::: SUPPLIED RECORDS

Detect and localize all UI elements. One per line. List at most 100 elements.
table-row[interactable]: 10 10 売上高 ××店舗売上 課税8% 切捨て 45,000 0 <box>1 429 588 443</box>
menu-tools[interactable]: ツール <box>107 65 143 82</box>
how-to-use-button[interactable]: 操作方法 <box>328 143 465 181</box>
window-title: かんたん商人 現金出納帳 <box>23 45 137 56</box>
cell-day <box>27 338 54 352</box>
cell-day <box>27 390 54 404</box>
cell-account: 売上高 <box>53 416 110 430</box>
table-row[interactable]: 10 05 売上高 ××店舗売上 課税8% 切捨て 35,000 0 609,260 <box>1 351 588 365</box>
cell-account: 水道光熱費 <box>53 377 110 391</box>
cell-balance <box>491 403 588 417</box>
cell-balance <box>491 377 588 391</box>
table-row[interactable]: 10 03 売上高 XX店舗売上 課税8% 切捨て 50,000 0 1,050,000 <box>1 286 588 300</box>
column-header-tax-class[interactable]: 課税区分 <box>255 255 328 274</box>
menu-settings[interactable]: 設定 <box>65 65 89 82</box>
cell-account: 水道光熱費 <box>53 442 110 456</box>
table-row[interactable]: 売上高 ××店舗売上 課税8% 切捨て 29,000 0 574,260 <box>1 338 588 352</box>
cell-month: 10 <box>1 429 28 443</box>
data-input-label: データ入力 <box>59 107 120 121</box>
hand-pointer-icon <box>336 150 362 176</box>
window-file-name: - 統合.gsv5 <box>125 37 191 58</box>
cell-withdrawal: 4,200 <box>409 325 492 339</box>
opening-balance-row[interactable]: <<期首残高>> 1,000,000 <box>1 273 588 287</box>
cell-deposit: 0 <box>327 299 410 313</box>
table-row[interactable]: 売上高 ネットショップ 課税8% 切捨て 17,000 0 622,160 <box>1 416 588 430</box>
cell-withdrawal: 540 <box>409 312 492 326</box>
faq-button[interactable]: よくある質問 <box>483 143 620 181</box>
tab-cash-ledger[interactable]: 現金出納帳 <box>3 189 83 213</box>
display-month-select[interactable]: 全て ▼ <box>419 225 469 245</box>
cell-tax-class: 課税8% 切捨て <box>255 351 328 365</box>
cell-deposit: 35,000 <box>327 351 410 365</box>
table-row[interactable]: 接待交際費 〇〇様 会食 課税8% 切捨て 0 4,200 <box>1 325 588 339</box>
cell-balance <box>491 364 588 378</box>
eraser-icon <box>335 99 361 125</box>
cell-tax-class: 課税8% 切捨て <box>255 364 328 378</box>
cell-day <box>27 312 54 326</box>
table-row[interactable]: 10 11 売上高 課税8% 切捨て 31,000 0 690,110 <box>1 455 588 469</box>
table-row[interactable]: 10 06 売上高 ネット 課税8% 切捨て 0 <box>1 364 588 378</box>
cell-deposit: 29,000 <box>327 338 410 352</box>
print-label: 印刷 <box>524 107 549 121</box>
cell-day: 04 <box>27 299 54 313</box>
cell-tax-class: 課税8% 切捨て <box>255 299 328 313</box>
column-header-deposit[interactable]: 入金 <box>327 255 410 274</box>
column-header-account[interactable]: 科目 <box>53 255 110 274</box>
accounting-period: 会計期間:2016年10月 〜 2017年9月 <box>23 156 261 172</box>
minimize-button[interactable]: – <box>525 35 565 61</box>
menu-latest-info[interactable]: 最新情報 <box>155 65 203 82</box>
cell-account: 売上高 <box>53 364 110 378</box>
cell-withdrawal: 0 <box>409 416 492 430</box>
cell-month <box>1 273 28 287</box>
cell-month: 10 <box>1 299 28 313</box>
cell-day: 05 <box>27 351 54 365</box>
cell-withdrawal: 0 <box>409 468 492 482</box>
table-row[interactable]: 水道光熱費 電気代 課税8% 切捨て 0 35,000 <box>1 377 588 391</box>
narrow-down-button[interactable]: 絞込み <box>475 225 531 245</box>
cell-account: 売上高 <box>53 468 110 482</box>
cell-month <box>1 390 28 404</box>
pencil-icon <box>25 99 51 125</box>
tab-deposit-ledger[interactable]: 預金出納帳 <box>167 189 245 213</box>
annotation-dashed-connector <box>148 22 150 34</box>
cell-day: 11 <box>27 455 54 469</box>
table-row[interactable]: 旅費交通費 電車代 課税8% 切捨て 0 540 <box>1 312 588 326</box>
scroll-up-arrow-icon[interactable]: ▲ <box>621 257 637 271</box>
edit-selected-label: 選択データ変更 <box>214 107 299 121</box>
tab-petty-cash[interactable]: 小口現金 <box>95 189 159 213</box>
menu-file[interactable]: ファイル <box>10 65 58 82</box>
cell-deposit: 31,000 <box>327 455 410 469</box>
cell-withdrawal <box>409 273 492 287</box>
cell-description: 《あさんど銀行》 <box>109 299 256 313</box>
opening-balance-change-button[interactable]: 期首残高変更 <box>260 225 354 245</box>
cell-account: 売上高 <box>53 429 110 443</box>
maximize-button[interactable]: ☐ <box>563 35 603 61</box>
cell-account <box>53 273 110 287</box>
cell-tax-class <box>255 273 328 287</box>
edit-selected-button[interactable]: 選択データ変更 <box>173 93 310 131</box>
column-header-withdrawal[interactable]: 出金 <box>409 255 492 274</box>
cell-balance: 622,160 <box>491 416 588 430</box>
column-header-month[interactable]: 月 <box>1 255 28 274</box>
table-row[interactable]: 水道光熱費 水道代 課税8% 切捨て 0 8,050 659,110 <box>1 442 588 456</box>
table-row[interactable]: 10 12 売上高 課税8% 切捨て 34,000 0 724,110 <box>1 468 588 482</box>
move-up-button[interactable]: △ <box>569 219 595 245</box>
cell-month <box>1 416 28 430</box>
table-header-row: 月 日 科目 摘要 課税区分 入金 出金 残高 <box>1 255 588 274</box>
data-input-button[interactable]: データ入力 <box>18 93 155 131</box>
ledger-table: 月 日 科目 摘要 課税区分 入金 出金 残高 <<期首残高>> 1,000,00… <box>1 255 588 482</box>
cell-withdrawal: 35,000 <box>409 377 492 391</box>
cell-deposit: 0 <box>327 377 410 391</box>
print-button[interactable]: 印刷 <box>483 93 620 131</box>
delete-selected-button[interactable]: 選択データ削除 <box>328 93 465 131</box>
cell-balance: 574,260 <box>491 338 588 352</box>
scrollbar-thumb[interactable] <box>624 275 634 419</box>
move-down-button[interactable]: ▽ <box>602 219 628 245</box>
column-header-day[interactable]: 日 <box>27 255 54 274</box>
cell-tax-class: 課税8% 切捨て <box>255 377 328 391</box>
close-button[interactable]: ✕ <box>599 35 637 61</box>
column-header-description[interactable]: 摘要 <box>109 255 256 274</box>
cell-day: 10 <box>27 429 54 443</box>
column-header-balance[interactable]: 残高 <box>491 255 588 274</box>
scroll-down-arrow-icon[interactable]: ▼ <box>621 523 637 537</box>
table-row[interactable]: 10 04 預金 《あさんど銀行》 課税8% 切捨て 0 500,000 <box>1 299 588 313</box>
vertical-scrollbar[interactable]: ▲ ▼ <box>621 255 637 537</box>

::::::

DIRECTIONS:
Convert every line above into a Markdown table with the columns Row and Line, numbering each line and omitting blank ones.

TASK ANSWER:
| Row | Line |
|---|---|
| 1 | Detect and localize all UI elements. One per line. List at most 100 elements. |
| 2 | table-row[interactable]: 10 10 売上高 ××店舗売上 課税8% 切捨て 45,000 0 <box>1 429 588 443</box> |
| 3 | menu-tools[interactable]: ツール <box>107 65 143 82</box> |
| 4 | how-to-use-button[interactable]: 操作方法 <box>328 143 465 181</box> |
| 5 | window-title: かんたん商人 現金出納帳 <box>23 45 137 56</box> |
| 6 | cell-day <box>27 338 54 352</box> |
| 7 | cell-day <box>27 390 54 404</box> |
| 8 | cell-account: 売上高 <box>53 416 110 430</box> |
| 9 | table-row[interactable]: 10 05 売上高 ××店舗売上 課税8% 切捨て 35,000 0 609,260 <box>1 351 588 365</box> |
| 10 | cell-account: 水道光熱費 <box>53 377 110 391</box> |
| 11 | cell-balance <box>491 403 588 417</box> |
| 12 | cell-balance <box>491 377 588 391</box> |
| 13 | table-row[interactable]: 10 03 売上高 XX店舗売上 課税8% 切捨て 50,000 0 1,050,000 <box>1 286 588 300</box> |
| 14 | column-header-tax-class[interactable]: 課税区分 <box>255 255 328 274</box> |
| 15 | menu-settings[interactable]: 設定 <box>65 65 89 82</box> |
| 16 | cell-account: 水道光熱費 <box>53 442 110 456</box> |
| 17 | table-row[interactable]: 売上高 ××店舗売上 課税8% 切捨て 29,000 0 574,260 <box>1 338 588 352</box> |
| 18 | cell-month: 10 <box>1 429 28 443</box> |
| 19 | data-input-label: データ入力 <box>59 107 120 121</box> |
| 20 | hand-pointer-icon <box>336 150 362 176</box> |
| 21 | window-file-name: - 統合.gsv5 <box>125 37 191 58</box> |
| 22 | cell-withdrawal: 4,200 <box>409 325 492 339</box> |
| 23 | opening-balance-row[interactable]: <<期首残高>> 1,000,000 <box>1 273 588 287</box> |
| 24 | cell-deposit: 0 <box>327 299 410 313</box> |
| 25 | table-row[interactable]: 売上高 ネットショップ 課税8% 切捨て 17,000 0 622,160 <box>1 416 588 430</box> |
| 26 | cell-withdrawal: 540 <box>409 312 492 326</box> |
| 27 | faq-button[interactable]: よくある質問 <box>483 143 620 181</box> |
| 28 | tab-cash-ledger[interactable]: 現金出納帳 <box>3 189 83 213</box> |
| 29 | display-month-select[interactable]: 全て ▼ <box>419 225 469 245</box> |
| 30 | cell-tax-class: 課税8% 切捨て <box>255 351 328 365</box> |
| 31 | cell-deposit: 35,000 <box>327 351 410 365</box> |
| 32 | table-row[interactable]: 接待交際費 〇〇様 会食 課税8% 切捨て 0 4,200 <box>1 325 588 339</box> |
| 33 | cell-balance <box>491 364 588 378</box> |
| 34 | eraser-icon <box>335 99 361 125</box> |
| 35 | cell-tax-class: 課税8% 切捨て <box>255 364 328 378</box> |
| 36 | cell-day <box>27 312 54 326</box> |
| 37 | table-row[interactable]: 10 11 売上高 課税8% 切捨て 31,000 0 690,110 <box>1 455 588 469</box> |
| 38 | table-row[interactable]: 10 06 売上高 ネット 課税8% 切捨て 0 <box>1 364 588 378</box> |
| 39 | cell-deposit: 29,000 <box>327 338 410 352</box> |
| 40 | print-label: 印刷 <box>524 107 549 121</box> |
| 41 | cell-day: 04 <box>27 299 54 313</box> |
| 42 | cell-tax-class: 課税8% 切捨て <box>255 299 328 313</box> |
| 43 | column-header-deposit[interactable]: 入金 <box>327 255 410 274</box> |
| 44 | column-header-account[interactable]: 科目 <box>53 255 110 274</box> |
| 45 | accounting-period: 会計期間:2016年10月 〜 2017年9月 <box>23 156 261 172</box> |
| 46 | minimize-button[interactable]: – <box>525 35 565 61</box> |
| 47 | menu-latest-info[interactable]: 最新情報 <box>155 65 203 82</box> |
| 48 | cell-account: 売上高 <box>53 364 110 378</box> |
| 49 | cell-withdrawal: 0 <box>409 416 492 430</box> |
| 50 | cell-month <box>1 273 28 287</box> |
| 51 | cell-month: 10 <box>1 299 28 313</box> |
| 52 | cell-day: 05 <box>27 351 54 365</box> |
| 53 | cell-withdrawal: 0 <box>409 468 492 482</box> |
| 54 | table-row[interactable]: 水道光熱費 電気代 課税8% 切捨て 0 35,000 <box>1 377 588 391</box> |
| 55 | narrow-down-button[interactable]: 絞込み <box>475 225 531 245</box> |
| 56 | cell-account: 売上高 <box>53 468 110 482</box> |
| 57 | cell-month <box>1 390 28 404</box> |
| 58 | pencil-icon <box>25 99 51 125</box> |
| 59 | tab-deposit-ledger[interactable]: 預金出納帳 <box>167 189 245 213</box> |
| 60 | annotation-dashed-connector <box>148 22 150 34</box> |
| 61 | cell-day: 11 <box>27 455 54 469</box> |
| 62 | table-row[interactable]: 旅費交通費 電車代 課税8% 切捨て 0 540 <box>1 312 588 326</box> |
| 63 | scroll-up-arrow-icon[interactable]: ▲ <box>621 257 637 271</box> |
| 64 | edit-selected-label: 選択データ変更 <box>214 107 299 121</box> |
| 65 | tab-petty-cash[interactable]: 小口現金 <box>95 189 159 213</box> |
| 66 | menu-file[interactable]: ファイル <box>10 65 58 82</box> |
| 67 | cell-deposit: 31,000 <box>327 455 410 469</box> |
| 68 | cell-withdrawal <box>409 273 492 287</box> |
| 69 | cell-description: 《あさんど銀行》 <box>109 299 256 313</box> |
| 70 | opening-balance-change-button[interactable]: 期首残高変更 <box>260 225 354 245</box> |
| 71 | cell-account: 売上高 <box>53 429 110 443</box> |
| 72 | maximize-button[interactable]: ☐ <box>563 35 603 61</box> |
| 73 | cell-account <box>53 273 110 287</box> |
| 74 | cell-tax-class <box>255 273 328 287</box> |
| 75 | edit-selected-button[interactable]: 選択データ変更 <box>173 93 310 131</box> |
| 76 | column-header-withdrawal[interactable]: 出金 <box>409 255 492 274</box> |
| 77 | cell-balance: 622,160 <box>491 416 588 430</box> |
| 78 | column-header-month[interactable]: 月 <box>1 255 28 274</box> |
| 79 | table-row[interactable]: 水道光熱費 水道代 課税8% 切捨て 0 8,050 659,110 <box>1 442 588 456</box> |
| 80 | table-row[interactable]: 10 12 売上高 課税8% 切捨て 34,000 0 724,110 <box>1 468 588 482</box> |
| 81 | move-up-button[interactable]: △ <box>569 219 595 245</box> |
| 82 | cell-month <box>1 416 28 430</box> |
| 83 | table-header-row: 月 日 科目 摘要 課税区分 入金 出金 残高 <box>1 255 588 274</box> |
| 84 | data-input-button[interactable]: データ入力 <box>18 93 155 131</box> |
| 85 | ledger-table: 月 日 科目 摘要 課税区分 入金 出金 残高 <<期首残高>> 1,000,00… <box>1 255 588 482</box> |
| 86 | cell-withdrawal: 35,000 <box>409 377 492 391</box> |
| 87 | cell-deposit: 0 <box>327 377 410 391</box> |
| 88 | print-button[interactable]: 印刷 <box>483 93 620 131</box> |
| 89 | delete-selected-button[interactable]: 選択データ削除 <box>328 93 465 131</box> |
| 90 | cell-balance: 574,260 <box>491 338 588 352</box> |
| 91 | scrollbar-thumb[interactable] <box>624 275 634 419</box> |
| 92 | move-down-button[interactable]: ▽ <box>602 219 628 245</box> |
| 93 | column-header-day[interactable]: 日 <box>27 255 54 274</box> |
| 94 | cell-tax-class: 課税8% 切捨て <box>255 377 328 391</box> |
| 95 | close-button[interactable]: ✕ <box>599 35 637 61</box> |
| 96 | column-header-description[interactable]: 摘要 <box>109 255 256 274</box> |
| 97 | cell-day: 10 <box>27 429 54 443</box> |
| 98 | column-header-balance[interactable]: 残高 <box>491 255 588 274</box> |
| 99 | scroll-down-arrow-icon[interactable]: ▼ <box>621 523 637 537</box> |
| 100 | table-row[interactable]: 10 04 預金 《あさんど銀行》 課税8% 切捨て 0 500,000 <box>1 299 588 313</box> |
| 101 | vertical-scrollbar[interactable]: ▲ ▼ <box>621 255 637 537</box> |